◆ Task directions ◆
Repeat each entry as written and leave the images out of the copy.

--*--

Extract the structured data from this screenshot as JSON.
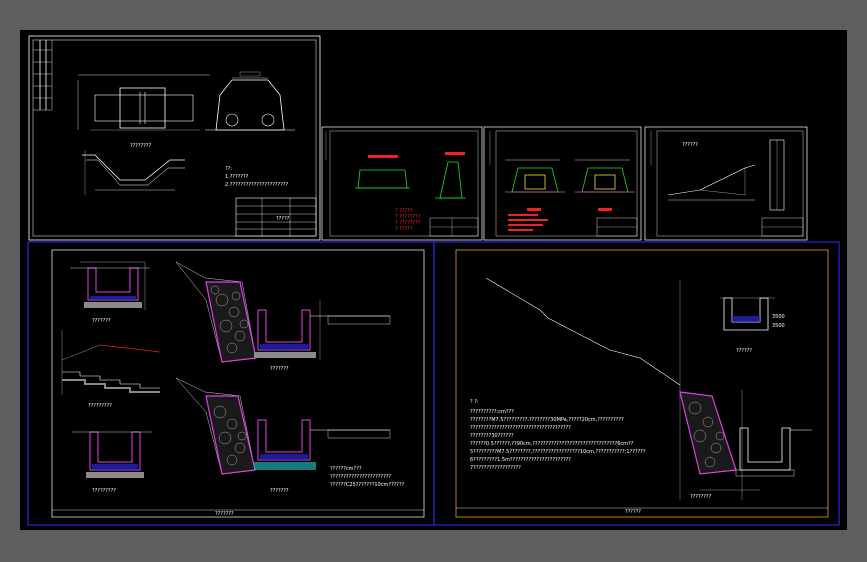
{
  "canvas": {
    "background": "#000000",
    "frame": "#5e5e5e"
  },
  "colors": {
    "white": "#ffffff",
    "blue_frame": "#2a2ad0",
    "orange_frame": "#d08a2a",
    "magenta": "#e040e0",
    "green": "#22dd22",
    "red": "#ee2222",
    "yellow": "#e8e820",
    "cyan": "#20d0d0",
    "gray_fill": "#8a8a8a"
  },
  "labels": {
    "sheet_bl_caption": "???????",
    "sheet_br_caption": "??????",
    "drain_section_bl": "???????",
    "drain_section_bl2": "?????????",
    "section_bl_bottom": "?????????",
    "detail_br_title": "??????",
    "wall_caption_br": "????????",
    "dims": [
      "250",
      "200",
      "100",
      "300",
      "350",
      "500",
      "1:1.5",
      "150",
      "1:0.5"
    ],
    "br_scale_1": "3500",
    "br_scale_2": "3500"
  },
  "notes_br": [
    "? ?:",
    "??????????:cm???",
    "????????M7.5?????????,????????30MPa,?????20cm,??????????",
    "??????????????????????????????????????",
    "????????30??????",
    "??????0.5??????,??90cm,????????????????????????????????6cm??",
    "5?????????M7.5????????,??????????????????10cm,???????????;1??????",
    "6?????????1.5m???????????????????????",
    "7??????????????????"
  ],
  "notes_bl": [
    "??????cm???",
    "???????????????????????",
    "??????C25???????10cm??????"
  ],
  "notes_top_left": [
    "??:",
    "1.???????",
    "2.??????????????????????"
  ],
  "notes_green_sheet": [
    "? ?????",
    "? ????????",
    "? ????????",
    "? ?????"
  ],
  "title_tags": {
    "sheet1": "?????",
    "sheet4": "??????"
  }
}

--*--

◆ In response ◆
Extract the structured data from this screenshot as JSON.
{
  "canvas": {
    "background": "#000000",
    "frame": "#5e5e5e"
  },
  "colors": {
    "white": "#ffffff",
    "blue_frame": "#2a2ad0",
    "orange_frame": "#d08a2a",
    "magenta": "#e040e0",
    "green": "#22dd22",
    "red": "#ee2222",
    "yellow": "#e8e820",
    "cyan": "#20d0d0",
    "gray_fill": "#8a8a8a"
  },
  "labels": {
    "sheet_bl_caption": "???????",
    "sheet_br_caption": "??????",
    "drain_section_bl": "???????",
    "drain_section_bl2": "?????????",
    "section_bl_bottom": "?????????",
    "detail_br_title": "??????",
    "wall_caption_br": "????????",
    "dims": [
      "250",
      "200",
      "100",
      "300",
      "350",
      "500",
      "1:1.5",
      "150",
      "1:0.5"
    ],
    "br_scale_1": "3500",
    "br_scale_2": "3500"
  },
  "notes_br": [
    "? ?:",
    "??????????:cm???",
    "????????M7.5?????????,????????30MPa,?????20cm,??????????",
    "??????????????????????????????????????",
    "????????30??????",
    "??????0.5??????,??90cm,????????????????????????????????6cm??",
    "5?????????M7.5????????,??????????????????10cm,???????????;1??????",
    "6?????????1.5m???????????????????????",
    "7??????????????????"
  ],
  "notes_bl": [
    "??????cm???",
    "???????????????????????",
    "??????C25???????10cm??????"
  ],
  "notes_top_left": [
    "??:",
    "1.???????",
    "2.??????????????????????"
  ],
  "notes_green_sheet": [
    "? ?????",
    "? ????????",
    "? ????????",
    "? ?????"
  ],
  "title_tags": {
    "sheet1": "?????",
    "sheet4": "??????"
  }
}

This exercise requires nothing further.